Required task: Reproduce every record below exactly as written, but leave out any pictures.
---------- Raw data
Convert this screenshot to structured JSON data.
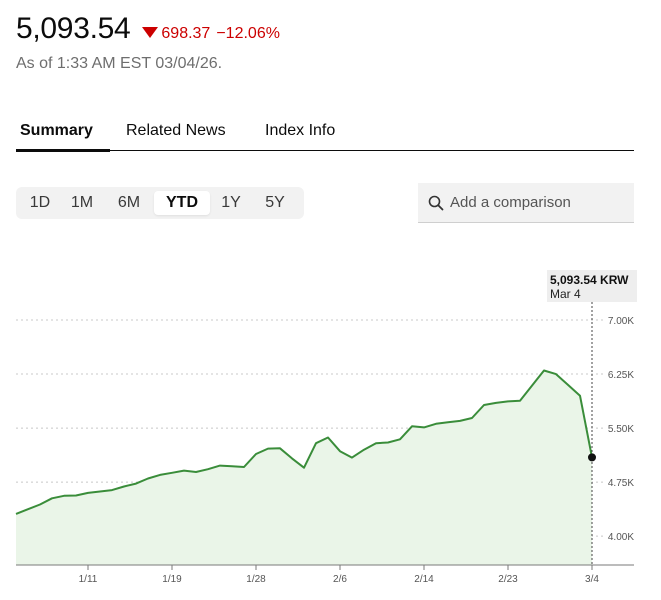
{
  "quote": {
    "price": "5,093.54",
    "change": "698.37",
    "change_pct": "−12.06%",
    "as_of": "As of 1:33 AM EST 03/04/26.",
    "direction_color": "#cc0000"
  },
  "tabs": [
    {
      "label": "Summary",
      "active": true
    },
    {
      "label": "Related News",
      "active": false
    },
    {
      "label": "Index Info",
      "active": false
    }
  ],
  "ranges": [
    {
      "label": "1D",
      "active": false
    },
    {
      "label": "1M",
      "active": false
    },
    {
      "label": "6M",
      "active": false
    },
    {
      "label": "YTD",
      "active": true
    },
    {
      "label": "1Y",
      "active": false
    },
    {
      "label": "5Y",
      "active": false
    }
  ],
  "comparison": {
    "placeholder": "Add a comparison",
    "icon": "search-icon"
  },
  "tooltip": {
    "value": "5,093.54 KRW",
    "date": "Mar 4"
  },
  "chart_data": {
    "type": "area",
    "line_color": "#3a8d3a",
    "fill_color": "#eaf5e8",
    "ylim": [
      3600,
      7250
    ],
    "y_ticks": [
      {
        "value": 7000,
        "label": "7.00K"
      },
      {
        "value": 6250,
        "label": "6.25K"
      },
      {
        "value": 5500,
        "label": "5.50K"
      },
      {
        "value": 4750,
        "label": "4.75K"
      },
      {
        "value": 4000,
        "label": "4.00K"
      }
    ],
    "x_ticks": [
      {
        "label": "1/11",
        "index": 6
      },
      {
        "label": "1/19",
        "index": 13
      },
      {
        "label": "1/28",
        "index": 20
      },
      {
        "label": "2/6",
        "index": 27
      },
      {
        "label": "2/14",
        "index": 34
      },
      {
        "label": "2/23",
        "index": 41
      },
      {
        "label": "3/4",
        "index": 48
      }
    ],
    "x_count": 49,
    "grid": true,
    "series": [
      {
        "values": [
          4309,
          4375,
          4440,
          4525,
          4560,
          4565,
          4600,
          4620,
          4640,
          4690,
          4730,
          4800,
          4850,
          4880,
          4910,
          4890,
          4930,
          4980,
          4970,
          4960,
          5140,
          5215,
          5220,
          5080,
          4950,
          5290,
          5370,
          5180,
          5090,
          5200,
          5290,
          5300,
          5345,
          5525,
          5510,
          5560,
          5580,
          5600,
          5640,
          5820,
          5850,
          5870,
          5880,
          6090,
          6300,
          6250,
          6100,
          5950,
          5093.54
        ]
      }
    ],
    "highlight": {
      "index": 48,
      "value": 5093.54
    }
  }
}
--------------------
The answer:
Convert this screenshot to structured JSON data.
{
  "quote": {
    "price": "5,093.54",
    "change": "698.37",
    "change_pct": "−12.06%",
    "as_of": "As of 1:33 AM EST 03/04/26.",
    "direction_color": "#cc0000"
  },
  "tabs": [
    {
      "label": "Summary",
      "active": true
    },
    {
      "label": "Related News",
      "active": false
    },
    {
      "label": "Index Info",
      "active": false
    }
  ],
  "ranges": [
    {
      "label": "1D",
      "active": false
    },
    {
      "label": "1M",
      "active": false
    },
    {
      "label": "6M",
      "active": false
    },
    {
      "label": "YTD",
      "active": true
    },
    {
      "label": "1Y",
      "active": false
    },
    {
      "label": "5Y",
      "active": false
    }
  ],
  "comparison": {
    "placeholder": "Add a comparison",
    "icon": "search-icon"
  },
  "tooltip": {
    "value": "5,093.54 KRW",
    "date": "Mar 4"
  },
  "chart_data": {
    "type": "area",
    "line_color": "#3a8d3a",
    "fill_color": "#eaf5e8",
    "ylim": [
      3600,
      7250
    ],
    "y_ticks": [
      {
        "value": 7000,
        "label": "7.00K"
      },
      {
        "value": 6250,
        "label": "6.25K"
      },
      {
        "value": 5500,
        "label": "5.50K"
      },
      {
        "value": 4750,
        "label": "4.75K"
      },
      {
        "value": 4000,
        "label": "4.00K"
      }
    ],
    "x_ticks": [
      {
        "label": "1/11",
        "index": 6
      },
      {
        "label": "1/19",
        "index": 13
      },
      {
        "label": "1/28",
        "index": 20
      },
      {
        "label": "2/6",
        "index": 27
      },
      {
        "label": "2/14",
        "index": 34
      },
      {
        "label": "2/23",
        "index": 41
      },
      {
        "label": "3/4",
        "index": 48
      }
    ],
    "x_count": 49,
    "grid": true,
    "series": [
      {
        "values": [
          4309,
          4375,
          4440,
          4525,
          4560,
          4565,
          4600,
          4620,
          4640,
          4690,
          4730,
          4800,
          4850,
          4880,
          4910,
          4890,
          4930,
          4980,
          4970,
          4960,
          5140,
          5215,
          5220,
          5080,
          4950,
          5290,
          5370,
          5180,
          5090,
          5200,
          5290,
          5300,
          5345,
          5525,
          5510,
          5560,
          5580,
          5600,
          5640,
          5820,
          5850,
          5870,
          5880,
          6090,
          6300,
          6250,
          6100,
          5950,
          5093.54
        ]
      }
    ],
    "highlight": {
      "index": 48,
      "value": 5093.54
    }
  }
}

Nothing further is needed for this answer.